TEXT PROVIDED
By Alaba-Olusola Oke
The United Nations Children’s Fund (UNICEF) and the Federal Ministry of Education would develop guidelines on policy to enable out of school adolescent girls to return to schools.
Speaking at a two-day critique meeting on a draft re-entry guidelines for adolescent girls on Friday in Akure, Mr Omotomi Ayotunde, Deputy Director, Basic Education Department of the ministry, said the programme was important to the country.
Ayotunde noted that the meeting was for a national framework on ensuring that girls who had dropped out of schools probably because of pregnancy or early marriage, were re-enrolled.
“It has become paramount for the Federal Ministry of Education to collaborate with UNICEF to ensure that the programme becomes a national document. It is a brain child of UNICEF and the ministry keyed into it.
“We are here to harvest inputs of people, especially stakeholders from eight states and to have a robust and comprehensive guidelines.
“After here, we will go to other zones and after that, we will process the guidelines and submit them for actions or implementation,” he said.
In his remarks, Dr Chinedu Osuji, the resource person of the programme, explained that a draft had been produced and it was being taken round the country for stakeholders to appraise.
Osuji, who said that the initiative was a product of UNICEF and the ministry, stated that the main objective was to have a national document that would address the alarming rate of out of school girls in the country.
According to him, 60 per cent of out of school students in Nigeria are adolescent girls, so, there is need to carry all girls along in education in the country.
“The idea is that if a girl has to drop out because she gets pregnant, she should have an opportunity to return to school after having her child.
“If it is early marriage, she should be able to go back. Marriage should not be a hindrance,” he said.
Speaking to newsmen, Mrs Olaseni Ogunleye, the Permanent Secretary, Ogun Ministry of Education, Science and Technology, appreciated the Federal Government for the initiative.
Ogunleye, a participant, said the document if concluded and implemented would afford girls the opportunity to fulfil their destinies despite some problems they might encounter in their life journey.

DATA LISTING
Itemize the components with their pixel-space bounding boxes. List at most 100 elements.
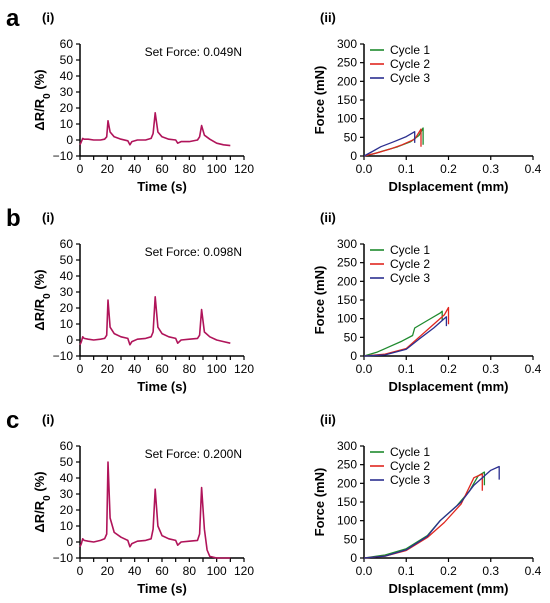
legend-label-cycle-3: Cycle 3 — [390, 271, 430, 285]
x-tick-label: 0.2 — [440, 564, 457, 578]
y-tick-label: 300 — [337, 37, 357, 51]
sub-label: (i) — [42, 412, 54, 427]
y-tick-label: 50 — [60, 253, 74, 267]
x-tick-label: 120 — [234, 564, 254, 578]
y-axis-title: Force (mN) — [312, 266, 327, 335]
x-tick-label: 40 — [128, 162, 142, 176]
y-tick-label: −10 — [53, 349, 74, 363]
sub-label: (i) — [42, 210, 54, 225]
y-tick-label: 60 — [60, 37, 74, 51]
y-tick-label: 0 — [350, 551, 357, 565]
y-tick-label: 50 — [60, 455, 74, 469]
panel-letter-a: a — [6, 5, 20, 32]
y-tick-label: 30 — [60, 285, 74, 299]
x-tick-label: 100 — [207, 564, 227, 578]
y-tick-label: 0 — [350, 149, 357, 163]
x-tick-label: 60 — [155, 362, 169, 376]
x-tick-label: 0.2 — [440, 162, 457, 176]
y-tick-label: 60 — [60, 439, 74, 453]
x-tick-label: 0.0 — [356, 362, 373, 376]
x-tick-label: 0 — [77, 162, 84, 176]
x-tick-label: 40 — [128, 564, 142, 578]
y-tick-label: 300 — [337, 439, 357, 453]
resistance-series-line — [79, 461, 231, 559]
x-axis-title: DIsplacement (mm) — [389, 179, 509, 194]
x-axis-title: DIsplacement (mm) — [389, 379, 509, 394]
panel-letter-b: b — [6, 205, 21, 232]
x-tick-label: 0.3 — [482, 362, 499, 376]
cycle-2-line — [363, 306, 450, 357]
x-tick-label: 120 — [234, 162, 254, 176]
x-tick-label: 0.0 — [356, 564, 373, 578]
x-tick-label: 100 — [207, 362, 227, 376]
legend-label-cycle-2: Cycle 2 — [390, 257, 430, 271]
set-force-annotation: Set Force: 0.098N — [145, 245, 242, 259]
x-tick-label: 120 — [234, 362, 254, 376]
y-tick-label: −10 — [53, 551, 74, 565]
y-axis-title: Force (mN) — [312, 468, 327, 537]
x-axis-title: Time (s) — [137, 379, 187, 394]
set-force-annotation: Set Force: 0.049N — [145, 45, 242, 59]
y-axis-title: ΔR/R0 (%) — [32, 269, 53, 330]
cycle-3-line — [363, 316, 448, 357]
y-tick-label: 0 — [350, 349, 357, 363]
x-tick-label: 20 — [101, 162, 115, 176]
x-axis-title: DIsplacement (mm) — [389, 581, 509, 596]
legend-label-cycle-1: Cycle 1 — [390, 243, 430, 257]
x-tick-label: 0.1 — [398, 564, 415, 578]
y-tick-label: 60 — [60, 237, 74, 251]
y-tick-label: 300 — [337, 237, 357, 251]
x-tick-label: 0 — [77, 362, 84, 376]
y-tick-label: 100 — [337, 312, 357, 326]
cycle-3-line — [363, 131, 416, 157]
x-tick-label: 60 — [155, 564, 169, 578]
x-tick-label: 0.4 — [525, 564, 542, 578]
y-tick-label: 10 — [60, 317, 74, 331]
y-tick-label: 40 — [60, 471, 74, 485]
y-tick-label: 50 — [60, 53, 74, 67]
legend-label-cycle-1: Cycle 1 — [390, 445, 430, 459]
x-tick-label: 100 — [207, 162, 227, 176]
legend-label-cycle-3: Cycle 3 — [390, 71, 430, 85]
x-tick-label: 0.2 — [440, 362, 457, 376]
x-axis-title: Time (s) — [137, 581, 187, 596]
x-tick-label: 0 — [77, 564, 84, 578]
y-tick-label: 0 — [66, 133, 73, 147]
cycle-3-line — [363, 465, 500, 559]
x-tick-label: 20 — [101, 564, 115, 578]
y-tick-label: 50 — [344, 532, 358, 546]
sub-label: (ii) — [320, 10, 336, 25]
y-tick-label: 250 — [337, 56, 357, 70]
y-tick-label: 0 — [66, 535, 73, 549]
x-tick-label: 0.4 — [525, 362, 542, 376]
cycle-1-line — [363, 310, 443, 357]
y-tick-label: 150 — [337, 93, 357, 107]
y-tick-label: 20 — [60, 301, 74, 315]
cycle-2-line — [363, 128, 422, 157]
y-tick-label: 200 — [337, 476, 357, 490]
y-tick-label: 100 — [337, 514, 357, 528]
x-tick-label: 0.0 — [356, 162, 373, 176]
y-tick-label: 40 — [60, 69, 74, 83]
sub-label: (i) — [42, 10, 54, 25]
y-tick-label: 250 — [337, 458, 357, 472]
y-tick-label: 10 — [60, 117, 74, 131]
y-tick-label: 30 — [60, 487, 74, 501]
y-tick-label: 0 — [66, 333, 73, 347]
y-tick-label: 150 — [337, 293, 357, 307]
x-axis-title: Time (s) — [137, 179, 187, 194]
panel-letter-c: c — [6, 407, 19, 434]
y-tick-label: 20 — [60, 101, 74, 115]
x-tick-label: 0.3 — [482, 162, 499, 176]
x-tick-label: 0.3 — [482, 564, 499, 578]
y-tick-label: 50 — [344, 330, 358, 344]
panel-b-ii: (ii) 0 50 100 150 200 250 300 0.0 0.1 0.2 0.3 0.4 DIs… — [312, 210, 542, 394]
y-axis-title: Force (mN) — [312, 66, 327, 135]
y-tick-label: 100 — [337, 112, 357, 126]
legend-label-cycle-1: Cycle 1 — [390, 43, 430, 57]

SHORT PROBLEM 1
List every person named in the article on re-entry guidelines for adolescent girls.
SHORT PROBLEM 2
In the article on re-entry guidelines for adolescent girls, copy the passage from "By Alaba-Olusola Oke" to "keyed into it." word for word.
SHORT PROBLEM 3
Summarize the article on re-entry guidelines for adolescent girls in two sentences.

TASK RESULT 1
- Alaba-Olusola Oke
- Omotomi Ayotunde
- Chinedu Osuji
- Olaseni Ogunleye

TASK RESULT 2
By Alaba-Olusola Oke
The United Nations Children’s Fund (UNICEF) and the Federal Ministry of Education would develop guidelines on policy to enable out of school adolescent girls to return to schools.
Speaking at a two-day critique meeting on a draft re-entry guidelines for adolescent girls on Friday in Akure, Mr Omotomi Ayotunde, Deputy Director, Basic Education Department of the ministry, said the programme was important to the country.
Ayotunde noted that the meeting was for a national framework on ensuring that girls who had dropped out of schools probably because of pregnancy or early marriage, were re-enrolled.
“It has become paramount for the Federal Ministry of Education to collaborate with UNICEF to ensure that the programme becomes a national document. It is a brain child of UNICEF and the ministry keyed into it.

TASK RESULT 3
UNICEF and the Federal Ministry of Education are developing national guidelines so that adolescent girls who left school, for example because of pregnancy or early marriage, can return. At a two-day critique meeting in Akure, officials gathered input from stakeholders from eight states on a draft that will be taken to other zones before being processed and submitted for implementation.